* **Exercise description**: Every line must be returned precisely as it is written.

-- begin Material to process --

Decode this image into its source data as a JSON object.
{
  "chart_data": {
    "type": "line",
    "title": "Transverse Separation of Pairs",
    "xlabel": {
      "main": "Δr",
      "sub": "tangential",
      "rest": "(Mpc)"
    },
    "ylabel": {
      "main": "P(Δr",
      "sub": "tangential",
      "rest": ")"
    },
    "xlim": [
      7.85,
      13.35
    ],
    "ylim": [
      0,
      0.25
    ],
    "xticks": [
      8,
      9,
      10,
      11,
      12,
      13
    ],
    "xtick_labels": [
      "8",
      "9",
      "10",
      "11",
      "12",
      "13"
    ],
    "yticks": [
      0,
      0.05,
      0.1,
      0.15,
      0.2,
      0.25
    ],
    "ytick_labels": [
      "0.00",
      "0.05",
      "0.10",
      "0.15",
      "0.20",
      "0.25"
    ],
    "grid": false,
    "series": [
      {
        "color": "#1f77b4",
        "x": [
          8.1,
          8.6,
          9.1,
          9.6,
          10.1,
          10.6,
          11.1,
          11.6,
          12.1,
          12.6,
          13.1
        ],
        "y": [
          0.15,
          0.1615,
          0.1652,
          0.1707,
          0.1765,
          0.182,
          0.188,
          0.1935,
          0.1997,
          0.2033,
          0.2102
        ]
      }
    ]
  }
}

-- end Material to process --

* **Expected output**:
Decode this image into its source data as a JSON object.
{
  "chart_data": {
    "type": "line",
    "title": "Transverse Separation of Pairs",
    "xlabel": {
      "main": "Δr",
      "sub": "tangential",
      "rest": "(Mpc)"
    },
    "ylabel": {
      "main": "P(Δr",
      "sub": "tangential",
      "rest": ")"
    },
    "xlim": [
      7.85,
      13.35
    ],
    "ylim": [
      0,
      0.25
    ],
    "xticks": [
      8,
      9,
      10,
      11,
      12,
      13
    ],
    "xtick_labels": [
      "8",
      "9",
      "10",
      "11",
      "12",
      "13"
    ],
    "yticks": [
      0,
      0.05,
      0.1,
      0.15,
      0.2,
      0.25
    ],
    "ytick_labels": [
      "0.00",
      "0.05",
      "0.10",
      "0.15",
      "0.20",
      "0.25"
    ],
    "grid": false,
    "series": [
      {
        "color": "#1f77b4",
        "x": [
          8.1,
          8.6,
          9.1,
          9.6,
          10.1,
          10.6,
          11.1,
          11.6,
          12.1,
          12.6,
          13.1
        ],
        "y": [
          0.15,
          0.1615,
          0.1652,
          0.1707,
          0.1765,
          0.182,
          0.188,
          0.1935,
          0.1997,
          0.2033,
          0.2102
        ]
      }
    ]
  }
}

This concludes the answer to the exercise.